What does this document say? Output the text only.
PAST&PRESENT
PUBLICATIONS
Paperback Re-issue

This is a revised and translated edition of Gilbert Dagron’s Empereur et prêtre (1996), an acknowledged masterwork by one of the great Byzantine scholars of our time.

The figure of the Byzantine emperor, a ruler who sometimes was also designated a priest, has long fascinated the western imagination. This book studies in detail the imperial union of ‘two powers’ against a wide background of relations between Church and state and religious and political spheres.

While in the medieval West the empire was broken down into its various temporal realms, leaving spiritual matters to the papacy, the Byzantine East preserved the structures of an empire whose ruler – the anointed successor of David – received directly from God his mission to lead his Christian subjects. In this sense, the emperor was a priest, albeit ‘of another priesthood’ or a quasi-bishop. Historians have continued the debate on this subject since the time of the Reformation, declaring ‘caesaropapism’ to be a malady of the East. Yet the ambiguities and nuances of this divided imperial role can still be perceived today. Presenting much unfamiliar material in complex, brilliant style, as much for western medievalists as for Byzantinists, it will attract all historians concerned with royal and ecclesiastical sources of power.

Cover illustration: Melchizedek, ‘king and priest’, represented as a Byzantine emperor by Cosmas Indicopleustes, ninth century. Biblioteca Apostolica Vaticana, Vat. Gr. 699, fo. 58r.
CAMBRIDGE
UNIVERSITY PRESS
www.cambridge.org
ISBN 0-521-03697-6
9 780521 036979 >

-.-.-

Short exercise
The records above should be duplicated in full, exactly as given.

Right answer
What does this document say? Output the text only.
PAST&PRESENT
PUBLICATIONS
Paperback Re-issue

This is a revised and translated edition of Gilbert Dagron’s Empereur et prêtre (1996), an acknowledged masterwork by one of the great Byzantine scholars of our time.

The figure of the Byzantine emperor, a ruler who sometimes was also designated a priest, has long fascinated the western imagination. This book studies in detail the imperial union of ‘two powers’ against a wide background of relations between Church and state and religious and political spheres.

While in the medieval West the empire was broken down into its various temporal realms, leaving spiritual matters to the papacy, the Byzantine East preserved the structures of an empire whose ruler – the anointed successor of David – received directly from God his mission to lead his Christian subjects. In this sense, the emperor was a priest, albeit ‘of another priesthood’ or a quasi-bishop. Historians have continued the debate on this subject since the time of the Reformation, declaring ‘caesaropapism’ to be a malady of the East. Yet the ambiguities and nuances of this divided imperial role can still be perceived today. Presenting much unfamiliar material in complex, brilliant style, as much for western medievalists as for Byzantinists, it will attract all historians concerned with royal and ecclesiastical sources of power.

Cover illustration: Melchizedek, ‘king and priest’, represented as a Byzantine emperor by Cosmas Indicopleustes, ninth century. Biblioteca Apostolica Vaticana, Vat. Gr. 699, fo. 58r.
CAMBRIDGE
UNIVERSITY PRESS
www.cambridge.org
ISBN 0-521-03697-6
9 780521 036979 >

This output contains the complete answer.